What this task involves:
Would you pull out every line of the material that contains the string "delta"?
=====
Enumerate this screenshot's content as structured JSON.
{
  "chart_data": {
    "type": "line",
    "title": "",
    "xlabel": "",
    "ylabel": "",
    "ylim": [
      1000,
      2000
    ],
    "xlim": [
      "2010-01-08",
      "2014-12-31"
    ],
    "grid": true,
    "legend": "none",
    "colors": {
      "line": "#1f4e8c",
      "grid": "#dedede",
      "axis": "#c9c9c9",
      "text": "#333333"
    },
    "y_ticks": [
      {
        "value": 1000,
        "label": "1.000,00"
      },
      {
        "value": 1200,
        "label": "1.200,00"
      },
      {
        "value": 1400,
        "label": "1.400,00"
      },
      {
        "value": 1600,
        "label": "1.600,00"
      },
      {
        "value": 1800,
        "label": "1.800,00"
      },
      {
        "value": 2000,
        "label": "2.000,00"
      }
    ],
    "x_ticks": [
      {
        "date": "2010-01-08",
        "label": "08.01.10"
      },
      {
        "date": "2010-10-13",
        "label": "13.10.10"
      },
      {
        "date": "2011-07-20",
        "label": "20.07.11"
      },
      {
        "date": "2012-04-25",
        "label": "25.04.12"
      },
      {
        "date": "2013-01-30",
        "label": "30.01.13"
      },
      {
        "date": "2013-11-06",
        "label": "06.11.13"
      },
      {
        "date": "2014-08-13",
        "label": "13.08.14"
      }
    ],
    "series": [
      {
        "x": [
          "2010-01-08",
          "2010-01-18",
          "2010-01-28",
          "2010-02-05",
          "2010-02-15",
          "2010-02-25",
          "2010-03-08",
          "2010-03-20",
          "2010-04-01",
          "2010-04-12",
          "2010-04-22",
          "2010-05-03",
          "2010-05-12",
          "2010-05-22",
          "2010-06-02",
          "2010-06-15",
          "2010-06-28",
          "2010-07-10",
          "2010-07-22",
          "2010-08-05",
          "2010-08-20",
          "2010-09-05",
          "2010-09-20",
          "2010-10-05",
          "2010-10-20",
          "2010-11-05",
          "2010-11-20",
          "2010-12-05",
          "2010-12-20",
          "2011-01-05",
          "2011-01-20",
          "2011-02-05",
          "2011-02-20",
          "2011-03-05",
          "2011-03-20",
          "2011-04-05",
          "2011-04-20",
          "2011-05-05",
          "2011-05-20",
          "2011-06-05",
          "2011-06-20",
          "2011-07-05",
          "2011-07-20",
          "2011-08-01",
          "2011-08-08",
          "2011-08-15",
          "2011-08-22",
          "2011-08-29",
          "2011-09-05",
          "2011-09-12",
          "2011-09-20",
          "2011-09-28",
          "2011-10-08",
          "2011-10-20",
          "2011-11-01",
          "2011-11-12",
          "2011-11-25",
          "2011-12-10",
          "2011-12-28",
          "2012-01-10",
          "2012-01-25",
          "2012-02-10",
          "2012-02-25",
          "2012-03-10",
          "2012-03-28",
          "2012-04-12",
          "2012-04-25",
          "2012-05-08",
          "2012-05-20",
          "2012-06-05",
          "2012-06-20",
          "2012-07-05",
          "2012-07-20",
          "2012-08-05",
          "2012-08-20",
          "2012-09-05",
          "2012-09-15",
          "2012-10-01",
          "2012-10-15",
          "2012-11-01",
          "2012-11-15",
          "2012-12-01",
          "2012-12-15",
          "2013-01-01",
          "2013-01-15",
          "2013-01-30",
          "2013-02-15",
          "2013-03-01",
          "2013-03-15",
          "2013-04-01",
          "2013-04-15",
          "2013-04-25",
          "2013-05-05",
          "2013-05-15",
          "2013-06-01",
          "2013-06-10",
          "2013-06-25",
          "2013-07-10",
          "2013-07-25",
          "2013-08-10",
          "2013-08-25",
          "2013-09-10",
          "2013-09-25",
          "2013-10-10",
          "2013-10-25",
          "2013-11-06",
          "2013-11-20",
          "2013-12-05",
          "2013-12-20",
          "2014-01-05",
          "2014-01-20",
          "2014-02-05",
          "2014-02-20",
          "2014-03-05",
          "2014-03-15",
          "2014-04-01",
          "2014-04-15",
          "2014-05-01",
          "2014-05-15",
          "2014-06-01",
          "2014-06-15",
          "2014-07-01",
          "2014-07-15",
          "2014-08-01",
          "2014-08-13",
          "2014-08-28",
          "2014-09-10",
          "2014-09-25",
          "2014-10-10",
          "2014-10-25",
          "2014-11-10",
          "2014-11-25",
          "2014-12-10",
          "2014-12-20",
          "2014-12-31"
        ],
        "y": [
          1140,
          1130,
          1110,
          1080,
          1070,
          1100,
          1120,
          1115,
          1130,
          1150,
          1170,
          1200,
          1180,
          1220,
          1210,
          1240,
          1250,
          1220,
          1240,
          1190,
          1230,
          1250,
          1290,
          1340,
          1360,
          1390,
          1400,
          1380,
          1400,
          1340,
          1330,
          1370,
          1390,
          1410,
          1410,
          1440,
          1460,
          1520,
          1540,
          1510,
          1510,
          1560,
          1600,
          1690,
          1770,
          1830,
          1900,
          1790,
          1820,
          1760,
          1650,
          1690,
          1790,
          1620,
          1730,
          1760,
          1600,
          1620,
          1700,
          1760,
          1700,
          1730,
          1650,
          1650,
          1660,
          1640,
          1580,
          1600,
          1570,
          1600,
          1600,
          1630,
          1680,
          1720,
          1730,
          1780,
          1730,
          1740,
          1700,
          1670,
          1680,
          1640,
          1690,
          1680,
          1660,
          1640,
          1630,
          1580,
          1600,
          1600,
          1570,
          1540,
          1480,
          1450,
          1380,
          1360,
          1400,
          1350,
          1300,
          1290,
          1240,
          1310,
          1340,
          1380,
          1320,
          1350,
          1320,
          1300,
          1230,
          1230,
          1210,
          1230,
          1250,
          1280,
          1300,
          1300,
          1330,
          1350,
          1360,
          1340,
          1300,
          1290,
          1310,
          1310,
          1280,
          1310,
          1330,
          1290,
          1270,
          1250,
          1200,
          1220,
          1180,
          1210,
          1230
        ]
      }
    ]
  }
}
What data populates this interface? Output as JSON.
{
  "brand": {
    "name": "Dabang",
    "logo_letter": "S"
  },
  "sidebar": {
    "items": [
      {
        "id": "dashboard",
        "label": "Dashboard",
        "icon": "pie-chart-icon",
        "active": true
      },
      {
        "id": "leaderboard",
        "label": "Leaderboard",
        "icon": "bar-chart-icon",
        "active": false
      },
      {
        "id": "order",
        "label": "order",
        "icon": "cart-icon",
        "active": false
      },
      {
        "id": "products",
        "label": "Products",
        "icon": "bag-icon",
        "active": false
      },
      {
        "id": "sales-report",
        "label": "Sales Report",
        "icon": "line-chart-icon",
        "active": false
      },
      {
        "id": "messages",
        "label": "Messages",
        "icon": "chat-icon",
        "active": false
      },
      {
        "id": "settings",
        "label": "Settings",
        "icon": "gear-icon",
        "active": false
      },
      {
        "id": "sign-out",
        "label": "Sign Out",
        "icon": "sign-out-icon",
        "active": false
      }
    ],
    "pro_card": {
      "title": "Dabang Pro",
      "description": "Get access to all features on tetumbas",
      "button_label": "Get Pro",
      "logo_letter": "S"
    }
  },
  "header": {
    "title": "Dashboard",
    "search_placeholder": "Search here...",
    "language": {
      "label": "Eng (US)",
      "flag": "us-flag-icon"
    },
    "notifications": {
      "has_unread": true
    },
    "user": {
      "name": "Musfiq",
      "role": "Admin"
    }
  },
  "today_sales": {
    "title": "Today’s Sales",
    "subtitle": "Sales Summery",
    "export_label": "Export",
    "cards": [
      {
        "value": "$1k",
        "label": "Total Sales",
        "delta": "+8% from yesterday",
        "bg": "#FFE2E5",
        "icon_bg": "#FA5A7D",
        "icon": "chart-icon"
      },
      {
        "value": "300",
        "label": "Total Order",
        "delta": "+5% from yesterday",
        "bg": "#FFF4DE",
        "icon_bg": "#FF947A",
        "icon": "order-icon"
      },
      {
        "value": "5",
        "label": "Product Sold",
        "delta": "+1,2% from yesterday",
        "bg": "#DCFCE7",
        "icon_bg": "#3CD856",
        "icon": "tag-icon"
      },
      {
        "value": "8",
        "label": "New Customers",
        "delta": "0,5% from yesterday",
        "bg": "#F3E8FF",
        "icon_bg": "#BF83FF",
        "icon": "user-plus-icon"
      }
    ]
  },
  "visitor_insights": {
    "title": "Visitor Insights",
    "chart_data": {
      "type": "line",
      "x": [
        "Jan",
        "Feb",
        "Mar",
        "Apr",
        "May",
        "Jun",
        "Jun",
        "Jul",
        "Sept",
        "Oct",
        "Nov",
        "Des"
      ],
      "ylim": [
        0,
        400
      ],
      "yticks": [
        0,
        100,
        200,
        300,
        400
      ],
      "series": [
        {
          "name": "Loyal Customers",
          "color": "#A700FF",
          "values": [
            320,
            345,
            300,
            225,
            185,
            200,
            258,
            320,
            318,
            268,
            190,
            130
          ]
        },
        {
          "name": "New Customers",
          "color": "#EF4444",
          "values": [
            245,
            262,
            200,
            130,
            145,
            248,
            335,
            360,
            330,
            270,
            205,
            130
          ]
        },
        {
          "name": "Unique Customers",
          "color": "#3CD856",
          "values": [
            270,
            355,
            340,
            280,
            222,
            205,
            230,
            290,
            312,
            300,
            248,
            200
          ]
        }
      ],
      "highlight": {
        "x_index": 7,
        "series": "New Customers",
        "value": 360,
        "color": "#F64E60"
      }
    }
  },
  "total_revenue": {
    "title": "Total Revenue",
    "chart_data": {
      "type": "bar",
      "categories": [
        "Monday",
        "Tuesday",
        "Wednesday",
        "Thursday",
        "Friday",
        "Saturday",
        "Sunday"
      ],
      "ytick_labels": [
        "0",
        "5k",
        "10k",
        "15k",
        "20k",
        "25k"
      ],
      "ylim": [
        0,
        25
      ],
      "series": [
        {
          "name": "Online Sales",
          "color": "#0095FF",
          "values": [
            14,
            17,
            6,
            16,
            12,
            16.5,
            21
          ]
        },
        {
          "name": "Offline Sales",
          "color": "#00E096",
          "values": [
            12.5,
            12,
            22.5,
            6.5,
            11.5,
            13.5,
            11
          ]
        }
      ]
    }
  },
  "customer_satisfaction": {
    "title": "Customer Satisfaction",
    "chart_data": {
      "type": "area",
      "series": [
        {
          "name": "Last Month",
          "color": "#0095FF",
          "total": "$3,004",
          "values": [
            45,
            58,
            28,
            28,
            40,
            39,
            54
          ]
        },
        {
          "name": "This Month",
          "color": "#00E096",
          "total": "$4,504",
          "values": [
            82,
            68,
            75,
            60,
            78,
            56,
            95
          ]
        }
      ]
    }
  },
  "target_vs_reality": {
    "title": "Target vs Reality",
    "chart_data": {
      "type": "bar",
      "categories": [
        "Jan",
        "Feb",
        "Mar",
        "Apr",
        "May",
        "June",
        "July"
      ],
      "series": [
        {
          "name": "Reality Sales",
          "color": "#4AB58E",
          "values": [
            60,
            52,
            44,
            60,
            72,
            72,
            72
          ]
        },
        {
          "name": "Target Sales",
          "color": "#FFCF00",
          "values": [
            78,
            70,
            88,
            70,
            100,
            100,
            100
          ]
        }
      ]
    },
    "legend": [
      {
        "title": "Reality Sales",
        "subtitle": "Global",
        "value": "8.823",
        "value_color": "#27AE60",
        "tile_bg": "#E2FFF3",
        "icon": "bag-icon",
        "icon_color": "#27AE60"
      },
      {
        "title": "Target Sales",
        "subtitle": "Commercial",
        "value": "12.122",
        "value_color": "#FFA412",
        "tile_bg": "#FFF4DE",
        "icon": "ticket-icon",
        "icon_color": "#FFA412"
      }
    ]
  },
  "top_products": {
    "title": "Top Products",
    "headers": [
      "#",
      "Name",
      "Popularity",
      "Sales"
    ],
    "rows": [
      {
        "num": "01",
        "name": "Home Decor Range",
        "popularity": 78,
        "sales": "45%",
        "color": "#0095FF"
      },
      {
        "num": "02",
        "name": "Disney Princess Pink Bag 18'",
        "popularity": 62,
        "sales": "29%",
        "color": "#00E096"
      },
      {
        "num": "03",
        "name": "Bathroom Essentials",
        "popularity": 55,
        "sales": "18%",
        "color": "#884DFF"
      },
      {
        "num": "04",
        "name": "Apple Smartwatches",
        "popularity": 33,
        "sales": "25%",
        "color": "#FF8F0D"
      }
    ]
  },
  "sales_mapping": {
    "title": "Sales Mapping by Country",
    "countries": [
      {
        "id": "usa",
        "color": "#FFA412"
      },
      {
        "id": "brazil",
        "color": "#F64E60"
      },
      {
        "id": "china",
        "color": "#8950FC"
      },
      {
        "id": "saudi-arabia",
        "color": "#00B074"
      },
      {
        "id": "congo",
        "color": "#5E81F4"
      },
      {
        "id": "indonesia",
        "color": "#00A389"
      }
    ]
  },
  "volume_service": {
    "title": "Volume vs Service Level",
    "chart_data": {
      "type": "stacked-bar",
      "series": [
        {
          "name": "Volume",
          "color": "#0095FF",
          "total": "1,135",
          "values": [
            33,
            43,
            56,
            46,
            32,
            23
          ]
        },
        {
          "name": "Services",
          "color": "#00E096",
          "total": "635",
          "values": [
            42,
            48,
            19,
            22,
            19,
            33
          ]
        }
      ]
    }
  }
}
=====
Output for this exercise:
        "delta": "+8% from yesterday",
        "delta": "+5% from yesterday",
        "delta": "+1,2% from yesterday",
        "delta": "0,5% from yesterday",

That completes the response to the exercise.